Make an exact copy of all the entries below, with the pictures left out.

= = = =

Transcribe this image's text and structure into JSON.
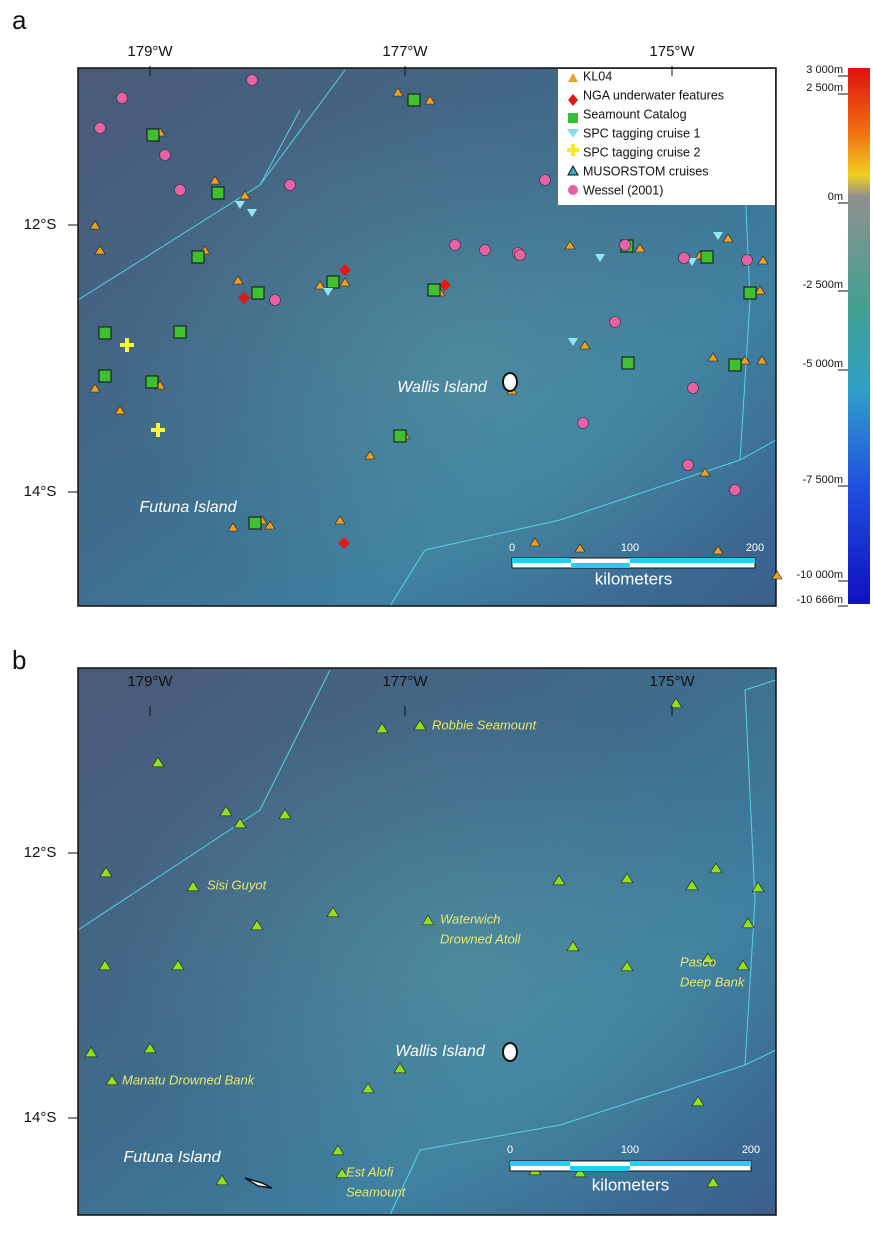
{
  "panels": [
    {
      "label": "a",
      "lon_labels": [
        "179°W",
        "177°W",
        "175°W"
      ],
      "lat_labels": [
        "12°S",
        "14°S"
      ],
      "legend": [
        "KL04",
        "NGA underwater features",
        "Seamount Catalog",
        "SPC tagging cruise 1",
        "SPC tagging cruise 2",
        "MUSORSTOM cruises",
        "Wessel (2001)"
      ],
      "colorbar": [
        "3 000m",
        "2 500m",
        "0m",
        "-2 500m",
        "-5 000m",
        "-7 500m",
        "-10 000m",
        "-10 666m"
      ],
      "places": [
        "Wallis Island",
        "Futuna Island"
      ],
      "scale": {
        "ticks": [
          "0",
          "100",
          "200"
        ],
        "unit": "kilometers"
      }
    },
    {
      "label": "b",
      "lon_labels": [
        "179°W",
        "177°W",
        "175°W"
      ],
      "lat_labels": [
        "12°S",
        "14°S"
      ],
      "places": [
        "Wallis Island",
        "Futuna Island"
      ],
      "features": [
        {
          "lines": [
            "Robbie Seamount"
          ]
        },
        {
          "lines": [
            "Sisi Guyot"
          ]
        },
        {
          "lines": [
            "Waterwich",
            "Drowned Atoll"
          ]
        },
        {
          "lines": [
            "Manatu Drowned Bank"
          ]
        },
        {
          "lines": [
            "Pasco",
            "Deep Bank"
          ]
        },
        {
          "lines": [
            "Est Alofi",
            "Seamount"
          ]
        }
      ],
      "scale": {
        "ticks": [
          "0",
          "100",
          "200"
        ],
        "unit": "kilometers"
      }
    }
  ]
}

= = = =

■ Output for this exercise:
Transcribe this image's text and structure into JSON.
{
  "panels": [
    {
      "label": "a",
      "lon_labels": [
        "179°W",
        "177°W",
        "175°W"
      ],
      "lat_labels": [
        "12°S",
        "14°S"
      ],
      "legend": [
        "KL04",
        "NGA underwater features",
        "Seamount Catalog",
        "SPC tagging cruise 1",
        "SPC tagging cruise 2",
        "MUSORSTOM cruises",
        "Wessel (2001)"
      ],
      "colorbar": [
        "3 000m",
        "2 500m",
        "0m",
        "-2 500m",
        "-5 000m",
        "-7 500m",
        "-10 000m",
        "-10 666m"
      ],
      "places": [
        "Wallis Island",
        "Futuna Island"
      ],
      "scale": {
        "ticks": [
          "0",
          "100",
          "200"
        ],
        "unit": "kilometers"
      }
    },
    {
      "label": "b",
      "lon_labels": [
        "179°W",
        "177°W",
        "175°W"
      ],
      "lat_labels": [
        "12°S",
        "14°S"
      ],
      "places": [
        "Wallis Island",
        "Futuna Island"
      ],
      "features": [
        {
          "lines": [
            "Robbie Seamount"
          ]
        },
        {
          "lines": [
            "Sisi Guyot"
          ]
        },
        {
          "lines": [
            "Waterwich",
            "Drowned Atoll"
          ]
        },
        {
          "lines": [
            "Manatu Drowned Bank"
          ]
        },
        {
          "lines": [
            "Pasco",
            "Deep Bank"
          ]
        },
        {
          "lines": [
            "Est Alofi",
            "Seamount"
          ]
        }
      ],
      "scale": {
        "ticks": [
          "0",
          "100",
          "200"
        ],
        "unit": "kilometers"
      }
    }
  ]
}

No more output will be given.